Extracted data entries
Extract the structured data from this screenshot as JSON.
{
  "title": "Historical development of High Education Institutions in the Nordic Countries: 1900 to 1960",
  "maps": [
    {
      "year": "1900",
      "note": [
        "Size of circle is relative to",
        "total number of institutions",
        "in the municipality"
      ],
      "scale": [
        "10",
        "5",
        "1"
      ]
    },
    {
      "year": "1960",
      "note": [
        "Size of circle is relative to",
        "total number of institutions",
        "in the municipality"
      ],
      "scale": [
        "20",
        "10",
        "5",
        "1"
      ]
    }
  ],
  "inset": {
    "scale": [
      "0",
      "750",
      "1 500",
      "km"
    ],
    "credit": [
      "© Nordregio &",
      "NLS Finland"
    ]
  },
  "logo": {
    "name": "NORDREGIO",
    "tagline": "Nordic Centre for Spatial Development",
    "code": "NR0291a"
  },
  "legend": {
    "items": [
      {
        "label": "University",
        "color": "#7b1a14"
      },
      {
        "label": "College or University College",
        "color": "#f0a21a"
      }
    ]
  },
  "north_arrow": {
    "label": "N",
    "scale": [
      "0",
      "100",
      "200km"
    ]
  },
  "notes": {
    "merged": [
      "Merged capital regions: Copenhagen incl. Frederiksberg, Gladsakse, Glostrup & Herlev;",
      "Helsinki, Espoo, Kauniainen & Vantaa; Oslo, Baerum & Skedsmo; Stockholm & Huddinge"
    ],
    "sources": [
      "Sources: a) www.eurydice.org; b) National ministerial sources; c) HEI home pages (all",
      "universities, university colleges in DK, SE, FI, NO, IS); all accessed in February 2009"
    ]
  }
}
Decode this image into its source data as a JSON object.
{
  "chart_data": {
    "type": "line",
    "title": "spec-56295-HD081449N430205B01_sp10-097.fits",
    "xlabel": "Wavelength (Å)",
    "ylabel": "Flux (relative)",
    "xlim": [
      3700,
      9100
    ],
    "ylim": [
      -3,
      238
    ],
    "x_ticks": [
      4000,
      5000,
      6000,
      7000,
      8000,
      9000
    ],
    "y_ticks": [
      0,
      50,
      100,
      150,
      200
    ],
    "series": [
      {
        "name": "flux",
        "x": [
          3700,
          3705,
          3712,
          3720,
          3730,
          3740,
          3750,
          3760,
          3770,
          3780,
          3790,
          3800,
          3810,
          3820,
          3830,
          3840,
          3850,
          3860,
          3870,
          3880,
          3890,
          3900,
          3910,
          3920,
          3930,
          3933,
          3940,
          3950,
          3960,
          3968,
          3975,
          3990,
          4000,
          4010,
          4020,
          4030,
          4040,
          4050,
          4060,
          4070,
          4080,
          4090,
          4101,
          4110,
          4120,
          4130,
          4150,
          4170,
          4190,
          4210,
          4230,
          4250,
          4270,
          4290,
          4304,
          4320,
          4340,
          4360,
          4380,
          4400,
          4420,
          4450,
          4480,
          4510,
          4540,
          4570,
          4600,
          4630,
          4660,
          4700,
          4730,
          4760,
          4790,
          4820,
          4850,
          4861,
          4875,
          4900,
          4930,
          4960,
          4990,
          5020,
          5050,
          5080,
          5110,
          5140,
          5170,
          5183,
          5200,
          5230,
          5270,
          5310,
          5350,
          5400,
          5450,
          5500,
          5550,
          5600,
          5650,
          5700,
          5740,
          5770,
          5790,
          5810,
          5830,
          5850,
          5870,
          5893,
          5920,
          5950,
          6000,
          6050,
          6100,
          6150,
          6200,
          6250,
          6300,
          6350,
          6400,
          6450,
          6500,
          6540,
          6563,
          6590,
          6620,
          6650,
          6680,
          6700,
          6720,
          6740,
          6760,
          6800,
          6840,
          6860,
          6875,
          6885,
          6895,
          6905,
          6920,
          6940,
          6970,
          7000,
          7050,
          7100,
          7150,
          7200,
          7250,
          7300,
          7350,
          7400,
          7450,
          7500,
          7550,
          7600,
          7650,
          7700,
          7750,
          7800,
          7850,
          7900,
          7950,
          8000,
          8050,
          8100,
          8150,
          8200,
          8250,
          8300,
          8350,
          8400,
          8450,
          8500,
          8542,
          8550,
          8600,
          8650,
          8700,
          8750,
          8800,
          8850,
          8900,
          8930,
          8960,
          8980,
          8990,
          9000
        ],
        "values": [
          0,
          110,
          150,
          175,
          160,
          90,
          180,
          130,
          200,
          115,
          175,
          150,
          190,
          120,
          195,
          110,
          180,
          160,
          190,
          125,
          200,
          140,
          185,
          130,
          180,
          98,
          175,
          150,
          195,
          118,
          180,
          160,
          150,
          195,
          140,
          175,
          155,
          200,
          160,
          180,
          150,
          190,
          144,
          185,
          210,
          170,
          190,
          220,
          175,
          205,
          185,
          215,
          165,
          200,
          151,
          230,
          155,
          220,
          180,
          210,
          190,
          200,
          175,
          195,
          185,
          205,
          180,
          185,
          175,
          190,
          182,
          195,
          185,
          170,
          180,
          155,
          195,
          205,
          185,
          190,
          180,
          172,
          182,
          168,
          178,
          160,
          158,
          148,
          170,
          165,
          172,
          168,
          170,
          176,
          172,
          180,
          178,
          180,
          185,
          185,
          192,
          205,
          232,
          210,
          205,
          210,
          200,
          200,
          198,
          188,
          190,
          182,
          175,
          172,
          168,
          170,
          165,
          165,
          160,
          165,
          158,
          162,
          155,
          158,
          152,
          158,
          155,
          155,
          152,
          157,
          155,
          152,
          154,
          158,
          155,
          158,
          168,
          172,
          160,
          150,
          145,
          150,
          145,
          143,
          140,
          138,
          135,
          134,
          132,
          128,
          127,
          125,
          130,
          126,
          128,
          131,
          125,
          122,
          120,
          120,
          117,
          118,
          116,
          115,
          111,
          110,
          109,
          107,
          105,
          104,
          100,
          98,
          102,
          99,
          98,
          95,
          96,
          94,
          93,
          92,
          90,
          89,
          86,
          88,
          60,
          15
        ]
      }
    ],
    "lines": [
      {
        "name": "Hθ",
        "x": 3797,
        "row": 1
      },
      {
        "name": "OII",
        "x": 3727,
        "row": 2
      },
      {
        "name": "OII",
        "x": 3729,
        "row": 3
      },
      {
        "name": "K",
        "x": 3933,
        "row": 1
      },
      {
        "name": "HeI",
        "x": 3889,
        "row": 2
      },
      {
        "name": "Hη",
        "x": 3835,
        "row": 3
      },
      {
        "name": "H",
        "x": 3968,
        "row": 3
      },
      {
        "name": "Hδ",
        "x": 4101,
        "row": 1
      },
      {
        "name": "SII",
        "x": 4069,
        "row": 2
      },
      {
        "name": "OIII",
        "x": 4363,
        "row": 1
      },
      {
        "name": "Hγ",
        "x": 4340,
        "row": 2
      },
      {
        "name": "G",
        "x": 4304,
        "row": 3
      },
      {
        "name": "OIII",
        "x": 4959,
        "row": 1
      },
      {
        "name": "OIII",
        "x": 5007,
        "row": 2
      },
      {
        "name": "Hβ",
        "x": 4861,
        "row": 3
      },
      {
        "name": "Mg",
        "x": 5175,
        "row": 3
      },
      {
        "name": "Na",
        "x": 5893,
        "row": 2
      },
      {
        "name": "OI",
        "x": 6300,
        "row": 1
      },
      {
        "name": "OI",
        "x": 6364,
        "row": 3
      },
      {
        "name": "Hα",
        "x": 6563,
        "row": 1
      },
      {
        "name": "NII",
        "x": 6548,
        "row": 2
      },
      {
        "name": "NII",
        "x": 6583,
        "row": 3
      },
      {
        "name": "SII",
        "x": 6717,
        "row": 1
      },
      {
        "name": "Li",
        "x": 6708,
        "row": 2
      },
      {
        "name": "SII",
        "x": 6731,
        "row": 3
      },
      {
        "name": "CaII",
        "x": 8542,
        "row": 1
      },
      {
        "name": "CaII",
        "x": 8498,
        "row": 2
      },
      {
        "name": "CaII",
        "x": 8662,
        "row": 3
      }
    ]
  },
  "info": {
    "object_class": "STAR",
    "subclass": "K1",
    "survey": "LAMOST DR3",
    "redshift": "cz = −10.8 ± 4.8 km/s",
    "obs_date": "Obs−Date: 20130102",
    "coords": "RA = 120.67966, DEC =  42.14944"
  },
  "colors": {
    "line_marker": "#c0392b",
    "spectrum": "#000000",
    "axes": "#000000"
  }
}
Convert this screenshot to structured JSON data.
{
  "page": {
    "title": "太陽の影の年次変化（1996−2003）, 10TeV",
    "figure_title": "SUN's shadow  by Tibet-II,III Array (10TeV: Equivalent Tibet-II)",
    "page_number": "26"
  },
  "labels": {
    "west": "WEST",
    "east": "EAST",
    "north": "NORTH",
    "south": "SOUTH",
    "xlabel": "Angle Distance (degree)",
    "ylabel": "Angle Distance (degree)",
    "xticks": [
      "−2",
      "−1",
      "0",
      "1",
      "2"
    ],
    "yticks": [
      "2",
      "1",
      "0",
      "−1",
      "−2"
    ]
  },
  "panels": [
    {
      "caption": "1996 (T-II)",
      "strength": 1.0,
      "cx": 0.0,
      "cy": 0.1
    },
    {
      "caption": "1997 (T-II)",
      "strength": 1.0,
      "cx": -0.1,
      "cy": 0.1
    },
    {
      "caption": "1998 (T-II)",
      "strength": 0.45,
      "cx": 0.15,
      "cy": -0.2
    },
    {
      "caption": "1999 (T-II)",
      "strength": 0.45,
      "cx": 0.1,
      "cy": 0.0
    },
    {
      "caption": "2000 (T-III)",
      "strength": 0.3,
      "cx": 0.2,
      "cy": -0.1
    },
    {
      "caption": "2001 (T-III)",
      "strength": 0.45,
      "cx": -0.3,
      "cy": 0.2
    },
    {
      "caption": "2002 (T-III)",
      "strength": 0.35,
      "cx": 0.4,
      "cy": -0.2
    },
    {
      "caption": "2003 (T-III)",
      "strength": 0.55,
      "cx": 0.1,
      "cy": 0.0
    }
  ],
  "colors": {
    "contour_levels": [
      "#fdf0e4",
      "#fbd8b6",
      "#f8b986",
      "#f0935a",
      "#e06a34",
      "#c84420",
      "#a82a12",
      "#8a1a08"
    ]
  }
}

**What the task asks**
Copy all lines of the listing above that contain the string "JSON".

**Output of the exercise**
Extract the structured data from this screenshot as JSON.
Decode this image into its source data as a JSON object.
Convert this screenshot to structured JSON data.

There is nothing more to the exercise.